*What you are asked to do*: State how many lines of the listing below include the word "ekonomi". Give only the number.

Dataset items

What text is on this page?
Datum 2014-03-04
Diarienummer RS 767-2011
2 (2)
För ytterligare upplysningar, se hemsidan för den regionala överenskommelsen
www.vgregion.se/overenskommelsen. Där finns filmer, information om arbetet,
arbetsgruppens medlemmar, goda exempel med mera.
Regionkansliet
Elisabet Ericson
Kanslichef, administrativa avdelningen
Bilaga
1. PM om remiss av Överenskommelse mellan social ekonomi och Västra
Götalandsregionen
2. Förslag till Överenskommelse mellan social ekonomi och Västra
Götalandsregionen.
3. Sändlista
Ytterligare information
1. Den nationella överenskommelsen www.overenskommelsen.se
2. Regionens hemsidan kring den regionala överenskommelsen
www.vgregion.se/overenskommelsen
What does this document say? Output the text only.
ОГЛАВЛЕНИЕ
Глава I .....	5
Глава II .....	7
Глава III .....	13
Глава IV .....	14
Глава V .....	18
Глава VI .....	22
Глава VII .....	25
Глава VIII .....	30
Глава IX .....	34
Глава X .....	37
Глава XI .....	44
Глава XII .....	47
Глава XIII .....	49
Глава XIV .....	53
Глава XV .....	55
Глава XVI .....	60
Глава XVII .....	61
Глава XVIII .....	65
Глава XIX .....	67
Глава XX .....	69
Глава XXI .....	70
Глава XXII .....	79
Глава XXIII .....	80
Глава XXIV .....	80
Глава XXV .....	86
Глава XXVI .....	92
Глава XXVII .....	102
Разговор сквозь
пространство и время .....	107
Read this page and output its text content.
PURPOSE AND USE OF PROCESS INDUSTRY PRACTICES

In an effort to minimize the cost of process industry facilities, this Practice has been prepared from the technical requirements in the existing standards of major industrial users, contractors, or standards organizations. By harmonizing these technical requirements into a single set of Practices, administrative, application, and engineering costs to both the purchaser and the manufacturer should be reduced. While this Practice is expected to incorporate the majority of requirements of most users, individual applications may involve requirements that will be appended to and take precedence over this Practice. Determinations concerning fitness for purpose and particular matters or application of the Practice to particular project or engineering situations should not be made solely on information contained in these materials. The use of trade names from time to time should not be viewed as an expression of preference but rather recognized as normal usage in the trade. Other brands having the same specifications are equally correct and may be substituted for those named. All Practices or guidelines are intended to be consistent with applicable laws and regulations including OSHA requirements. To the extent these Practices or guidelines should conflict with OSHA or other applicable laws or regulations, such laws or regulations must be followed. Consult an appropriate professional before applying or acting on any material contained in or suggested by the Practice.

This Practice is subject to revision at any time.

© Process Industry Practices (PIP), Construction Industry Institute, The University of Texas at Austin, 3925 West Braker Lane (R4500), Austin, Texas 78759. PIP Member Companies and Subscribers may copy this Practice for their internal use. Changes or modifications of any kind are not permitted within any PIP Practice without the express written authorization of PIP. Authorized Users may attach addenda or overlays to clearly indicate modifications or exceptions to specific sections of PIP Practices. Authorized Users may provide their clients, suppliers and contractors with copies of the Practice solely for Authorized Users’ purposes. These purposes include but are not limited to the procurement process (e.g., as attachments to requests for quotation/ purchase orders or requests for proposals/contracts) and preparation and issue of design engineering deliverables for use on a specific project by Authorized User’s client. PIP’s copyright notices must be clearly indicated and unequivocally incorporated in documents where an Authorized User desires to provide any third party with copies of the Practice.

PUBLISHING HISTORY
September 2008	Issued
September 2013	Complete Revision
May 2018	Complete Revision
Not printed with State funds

*Complete output*: 2